• _TO BE DONE_
Go through the material and tally the lines containing the string "like". Give the total alone.

• _STORED RECORDS_
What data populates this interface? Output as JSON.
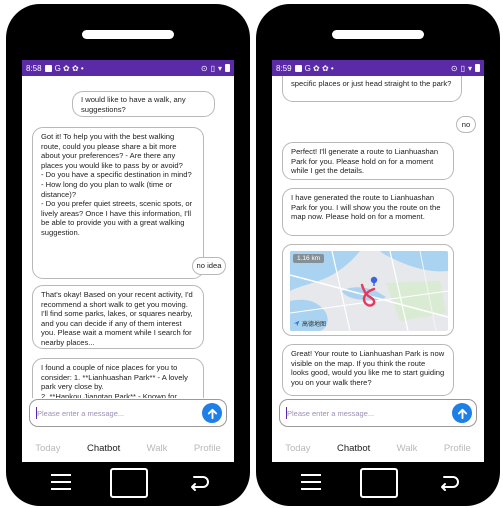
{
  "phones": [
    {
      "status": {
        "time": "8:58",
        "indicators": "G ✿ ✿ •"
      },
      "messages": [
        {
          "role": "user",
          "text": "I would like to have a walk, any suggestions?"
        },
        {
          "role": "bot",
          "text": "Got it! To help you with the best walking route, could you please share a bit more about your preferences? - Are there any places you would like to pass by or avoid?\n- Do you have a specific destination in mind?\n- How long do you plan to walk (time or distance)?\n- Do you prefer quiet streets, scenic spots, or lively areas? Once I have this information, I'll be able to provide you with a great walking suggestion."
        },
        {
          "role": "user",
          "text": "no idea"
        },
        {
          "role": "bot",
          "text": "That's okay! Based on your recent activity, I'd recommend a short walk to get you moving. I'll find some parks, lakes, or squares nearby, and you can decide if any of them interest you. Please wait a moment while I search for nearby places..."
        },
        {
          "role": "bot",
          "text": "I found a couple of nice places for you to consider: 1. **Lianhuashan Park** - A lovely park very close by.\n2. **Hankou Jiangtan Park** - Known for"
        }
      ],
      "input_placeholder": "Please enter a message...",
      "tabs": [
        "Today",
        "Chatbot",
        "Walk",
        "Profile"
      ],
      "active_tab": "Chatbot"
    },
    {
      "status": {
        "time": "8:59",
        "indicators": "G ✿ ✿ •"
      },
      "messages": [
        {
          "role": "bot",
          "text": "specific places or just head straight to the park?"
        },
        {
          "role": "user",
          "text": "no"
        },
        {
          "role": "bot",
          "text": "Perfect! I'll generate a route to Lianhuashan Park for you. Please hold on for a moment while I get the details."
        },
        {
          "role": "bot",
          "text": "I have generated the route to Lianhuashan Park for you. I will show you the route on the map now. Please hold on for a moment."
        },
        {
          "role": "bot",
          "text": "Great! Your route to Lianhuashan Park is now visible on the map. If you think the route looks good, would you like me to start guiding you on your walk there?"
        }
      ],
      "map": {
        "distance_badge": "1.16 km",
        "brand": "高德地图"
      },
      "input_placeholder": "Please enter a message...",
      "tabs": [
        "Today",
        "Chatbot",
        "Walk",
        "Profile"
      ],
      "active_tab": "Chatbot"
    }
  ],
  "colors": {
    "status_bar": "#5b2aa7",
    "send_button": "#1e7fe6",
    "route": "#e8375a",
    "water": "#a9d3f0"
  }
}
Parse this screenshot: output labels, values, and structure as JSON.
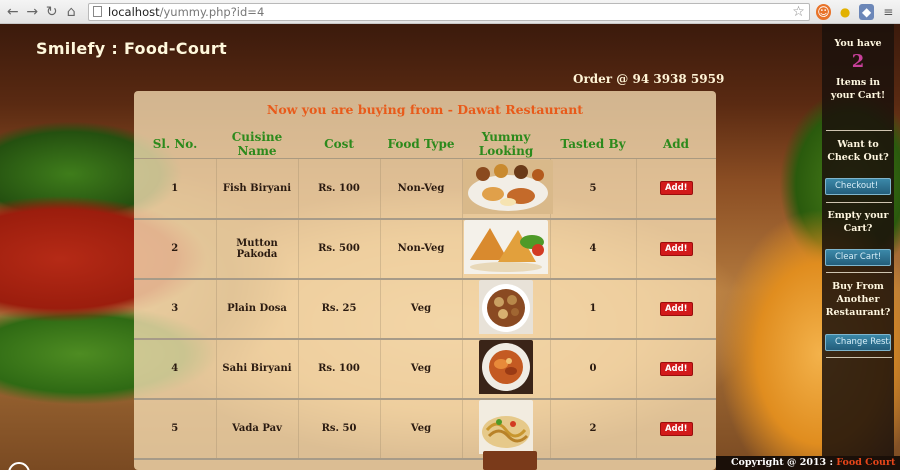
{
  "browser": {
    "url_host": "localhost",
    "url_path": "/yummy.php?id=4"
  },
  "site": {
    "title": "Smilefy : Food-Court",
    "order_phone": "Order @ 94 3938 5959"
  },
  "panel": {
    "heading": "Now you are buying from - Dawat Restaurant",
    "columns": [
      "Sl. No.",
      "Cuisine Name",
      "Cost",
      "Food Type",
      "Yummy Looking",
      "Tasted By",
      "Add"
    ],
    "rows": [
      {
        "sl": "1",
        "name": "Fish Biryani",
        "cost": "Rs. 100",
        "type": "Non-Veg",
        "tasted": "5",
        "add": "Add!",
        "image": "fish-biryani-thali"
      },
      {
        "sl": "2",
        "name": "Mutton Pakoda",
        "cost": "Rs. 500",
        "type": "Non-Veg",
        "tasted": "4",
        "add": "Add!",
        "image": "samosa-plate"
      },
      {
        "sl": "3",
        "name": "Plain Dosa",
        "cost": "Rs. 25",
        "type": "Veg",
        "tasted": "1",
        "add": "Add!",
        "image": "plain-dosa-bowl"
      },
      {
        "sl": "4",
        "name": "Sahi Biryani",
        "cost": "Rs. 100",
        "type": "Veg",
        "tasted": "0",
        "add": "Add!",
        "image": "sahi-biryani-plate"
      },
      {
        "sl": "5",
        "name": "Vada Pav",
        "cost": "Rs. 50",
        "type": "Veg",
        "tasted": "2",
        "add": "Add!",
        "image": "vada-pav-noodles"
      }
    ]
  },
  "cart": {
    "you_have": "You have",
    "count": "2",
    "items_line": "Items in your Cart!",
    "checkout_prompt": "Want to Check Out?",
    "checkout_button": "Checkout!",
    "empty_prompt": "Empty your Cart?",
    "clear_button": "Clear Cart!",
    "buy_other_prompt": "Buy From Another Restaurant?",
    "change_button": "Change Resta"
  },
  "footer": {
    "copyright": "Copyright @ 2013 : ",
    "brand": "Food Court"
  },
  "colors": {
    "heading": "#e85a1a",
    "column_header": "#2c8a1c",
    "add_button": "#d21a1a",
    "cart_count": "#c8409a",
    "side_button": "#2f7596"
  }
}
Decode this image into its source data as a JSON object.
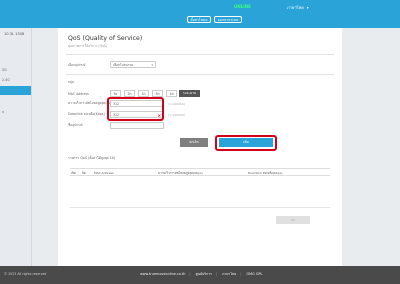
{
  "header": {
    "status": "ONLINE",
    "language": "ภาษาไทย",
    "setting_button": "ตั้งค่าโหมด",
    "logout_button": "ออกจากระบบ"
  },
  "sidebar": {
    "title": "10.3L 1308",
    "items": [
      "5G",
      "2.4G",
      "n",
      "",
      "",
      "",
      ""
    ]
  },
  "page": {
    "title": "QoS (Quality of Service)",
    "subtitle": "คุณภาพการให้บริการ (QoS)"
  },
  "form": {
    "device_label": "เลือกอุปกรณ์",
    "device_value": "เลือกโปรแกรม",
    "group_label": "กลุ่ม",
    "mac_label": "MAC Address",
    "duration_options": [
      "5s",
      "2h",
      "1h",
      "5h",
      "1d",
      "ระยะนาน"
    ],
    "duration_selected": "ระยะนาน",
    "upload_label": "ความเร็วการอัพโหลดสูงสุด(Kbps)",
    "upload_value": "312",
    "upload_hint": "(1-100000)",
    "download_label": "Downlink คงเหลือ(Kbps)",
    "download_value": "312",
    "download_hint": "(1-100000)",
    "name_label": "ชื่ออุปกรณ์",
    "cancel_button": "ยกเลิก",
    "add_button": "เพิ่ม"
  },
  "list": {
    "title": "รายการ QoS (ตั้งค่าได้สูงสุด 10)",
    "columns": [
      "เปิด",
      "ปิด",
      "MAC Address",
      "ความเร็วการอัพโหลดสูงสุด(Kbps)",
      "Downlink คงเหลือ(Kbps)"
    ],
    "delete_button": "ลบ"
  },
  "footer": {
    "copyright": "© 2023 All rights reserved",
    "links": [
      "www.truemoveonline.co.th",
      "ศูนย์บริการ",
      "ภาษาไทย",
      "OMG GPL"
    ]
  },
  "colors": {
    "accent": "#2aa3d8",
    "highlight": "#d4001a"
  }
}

• _RESPONSE TO THIS TASK_
3